**Record list:**
** start **

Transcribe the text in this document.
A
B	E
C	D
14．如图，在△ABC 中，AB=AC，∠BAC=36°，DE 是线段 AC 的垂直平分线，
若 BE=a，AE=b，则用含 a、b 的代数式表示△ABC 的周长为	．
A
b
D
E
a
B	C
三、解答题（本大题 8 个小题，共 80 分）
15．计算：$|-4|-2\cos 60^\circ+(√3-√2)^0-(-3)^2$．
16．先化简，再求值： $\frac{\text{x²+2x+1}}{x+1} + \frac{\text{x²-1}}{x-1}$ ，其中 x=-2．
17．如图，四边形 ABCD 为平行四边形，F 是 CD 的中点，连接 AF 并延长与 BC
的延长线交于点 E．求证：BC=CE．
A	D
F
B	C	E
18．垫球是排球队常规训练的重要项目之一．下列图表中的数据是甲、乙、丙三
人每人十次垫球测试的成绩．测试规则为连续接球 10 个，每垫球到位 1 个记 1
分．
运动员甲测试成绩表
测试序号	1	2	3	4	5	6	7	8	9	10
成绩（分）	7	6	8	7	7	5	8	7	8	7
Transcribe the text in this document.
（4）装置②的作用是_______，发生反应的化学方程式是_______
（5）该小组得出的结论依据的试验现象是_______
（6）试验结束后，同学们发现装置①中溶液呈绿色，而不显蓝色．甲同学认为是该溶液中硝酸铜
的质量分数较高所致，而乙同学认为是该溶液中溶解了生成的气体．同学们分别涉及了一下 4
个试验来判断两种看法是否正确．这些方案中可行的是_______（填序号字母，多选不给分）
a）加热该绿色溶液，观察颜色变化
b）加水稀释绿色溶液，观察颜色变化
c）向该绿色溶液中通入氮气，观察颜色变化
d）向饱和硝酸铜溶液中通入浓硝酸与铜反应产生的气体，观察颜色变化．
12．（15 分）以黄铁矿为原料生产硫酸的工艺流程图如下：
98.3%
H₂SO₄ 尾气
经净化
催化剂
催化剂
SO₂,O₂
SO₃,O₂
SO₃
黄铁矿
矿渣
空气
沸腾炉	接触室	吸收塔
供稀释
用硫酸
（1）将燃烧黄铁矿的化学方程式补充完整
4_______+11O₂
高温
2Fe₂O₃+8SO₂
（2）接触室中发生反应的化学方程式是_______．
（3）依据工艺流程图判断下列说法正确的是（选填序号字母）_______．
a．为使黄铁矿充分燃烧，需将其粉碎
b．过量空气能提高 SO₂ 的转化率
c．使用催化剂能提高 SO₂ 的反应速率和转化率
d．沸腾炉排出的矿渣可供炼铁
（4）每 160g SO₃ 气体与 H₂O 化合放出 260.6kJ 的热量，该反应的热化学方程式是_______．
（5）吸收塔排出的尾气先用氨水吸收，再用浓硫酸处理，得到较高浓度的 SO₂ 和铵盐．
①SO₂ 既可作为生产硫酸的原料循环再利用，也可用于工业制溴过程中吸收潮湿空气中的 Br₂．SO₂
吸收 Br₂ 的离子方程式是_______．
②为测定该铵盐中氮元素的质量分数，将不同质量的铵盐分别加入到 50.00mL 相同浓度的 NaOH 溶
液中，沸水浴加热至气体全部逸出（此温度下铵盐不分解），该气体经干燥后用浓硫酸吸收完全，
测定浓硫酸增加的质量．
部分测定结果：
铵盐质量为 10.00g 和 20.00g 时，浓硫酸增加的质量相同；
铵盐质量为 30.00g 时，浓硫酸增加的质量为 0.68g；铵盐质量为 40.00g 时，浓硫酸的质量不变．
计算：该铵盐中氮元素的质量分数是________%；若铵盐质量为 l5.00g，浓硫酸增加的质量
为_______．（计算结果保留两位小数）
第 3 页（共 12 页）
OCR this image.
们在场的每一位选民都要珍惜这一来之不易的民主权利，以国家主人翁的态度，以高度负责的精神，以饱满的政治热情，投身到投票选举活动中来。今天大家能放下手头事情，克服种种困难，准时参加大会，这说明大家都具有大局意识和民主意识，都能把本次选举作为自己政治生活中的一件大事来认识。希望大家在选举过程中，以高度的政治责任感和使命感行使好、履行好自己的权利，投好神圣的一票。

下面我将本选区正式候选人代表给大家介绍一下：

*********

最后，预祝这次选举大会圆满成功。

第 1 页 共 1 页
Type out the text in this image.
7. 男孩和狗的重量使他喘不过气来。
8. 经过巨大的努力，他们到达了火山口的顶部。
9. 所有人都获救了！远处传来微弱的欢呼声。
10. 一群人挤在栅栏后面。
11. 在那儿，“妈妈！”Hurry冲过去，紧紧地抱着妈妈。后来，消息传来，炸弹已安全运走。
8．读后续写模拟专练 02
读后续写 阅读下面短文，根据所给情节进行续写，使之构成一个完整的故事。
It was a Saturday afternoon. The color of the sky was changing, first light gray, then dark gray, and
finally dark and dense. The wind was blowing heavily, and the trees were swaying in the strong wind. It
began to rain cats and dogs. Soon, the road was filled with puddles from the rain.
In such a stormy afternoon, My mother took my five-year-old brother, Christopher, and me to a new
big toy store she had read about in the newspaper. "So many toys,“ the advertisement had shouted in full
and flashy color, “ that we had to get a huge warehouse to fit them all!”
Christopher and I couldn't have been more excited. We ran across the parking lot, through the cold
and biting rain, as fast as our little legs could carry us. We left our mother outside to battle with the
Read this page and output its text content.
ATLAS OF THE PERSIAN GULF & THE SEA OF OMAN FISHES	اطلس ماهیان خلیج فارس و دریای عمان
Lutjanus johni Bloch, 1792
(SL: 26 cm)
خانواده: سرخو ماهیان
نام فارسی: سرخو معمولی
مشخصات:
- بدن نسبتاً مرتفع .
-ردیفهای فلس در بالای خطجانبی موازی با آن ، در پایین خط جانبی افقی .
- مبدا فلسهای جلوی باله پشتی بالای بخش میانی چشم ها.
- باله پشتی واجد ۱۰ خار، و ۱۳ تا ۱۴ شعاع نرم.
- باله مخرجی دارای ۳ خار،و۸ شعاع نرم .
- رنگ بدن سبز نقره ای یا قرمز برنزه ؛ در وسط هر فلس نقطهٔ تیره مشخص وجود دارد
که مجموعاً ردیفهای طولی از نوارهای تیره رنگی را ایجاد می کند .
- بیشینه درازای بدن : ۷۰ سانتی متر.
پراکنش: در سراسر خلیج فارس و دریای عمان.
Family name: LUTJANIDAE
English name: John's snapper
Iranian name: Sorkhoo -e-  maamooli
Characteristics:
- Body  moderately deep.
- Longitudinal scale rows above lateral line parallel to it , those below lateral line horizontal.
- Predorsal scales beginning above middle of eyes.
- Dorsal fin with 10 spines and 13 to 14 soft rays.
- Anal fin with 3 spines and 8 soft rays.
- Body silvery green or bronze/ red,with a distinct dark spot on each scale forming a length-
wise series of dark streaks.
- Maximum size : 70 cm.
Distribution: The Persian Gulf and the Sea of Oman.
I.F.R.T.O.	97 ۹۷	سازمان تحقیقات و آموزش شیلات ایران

** end **

**What you need to do:**
Write out the lines above from the one containing "Read this page and output its text content." through the last, exactly as they are.

**Answer for this exercise:**
Read this page and output its text content.
ATLAS OF THE PERSIAN GULF & THE SEA OF OMAN FISHES	اطلس ماهیان خلیج فارس و دریای عمان
Lutjanus johni Bloch, 1792
(SL: 26 cm)
خانواده: سرخو ماهیان
نام فارسی: سرخو معمولی
مشخصات:
- بدن نسبتاً مرتفع .
-ردیفهای فلس در بالای خطجانبی موازی با آن ، در پایین خط جانبی افقی .
- مبدا فلسهای جلوی باله پشتی بالای بخش میانی چشم ها.
- باله پشتی واجد ۱۰ خار، و ۱۳ تا ۱۴ شعاع نرم.
- باله مخرجی دارای ۳ خار،و۸ شعاع نرم .
- رنگ بدن سبز نقره ای یا قرمز برنزه ؛ در وسط هر فلس نقطهٔ تیره مشخص وجود دارد
که مجموعاً ردیفهای طولی از نوارهای تیره رنگی را ایجاد می کند .
- بیشینه درازای بدن : ۷۰ سانتی متر.
پراکنش: در سراسر خلیج فارس و دریای عمان.
Family name: LUTJANIDAE
English name: John's snapper
Iranian name: Sorkhoo -e-  maamooli
Characteristics:
- Body  moderately deep.
- Longitudinal scale rows above lateral line parallel to it , those below lateral line horizontal.
- Predorsal scales beginning above middle of eyes.
- Dorsal fin with 10 spines and 13 to 14 soft rays.
- Anal fin with 3 spines and 8 soft rays.
- Body silvery green or bronze/ red,with a distinct dark spot on each scale forming a length-
wise series of dark streaks.
- Maximum size : 70 cm.
Distribution: The Persian Gulf and the Sea of Oman.
I.F.R.T.O.	97 ۹۷	سازمان تحقیقات و آموزش شیلات ایران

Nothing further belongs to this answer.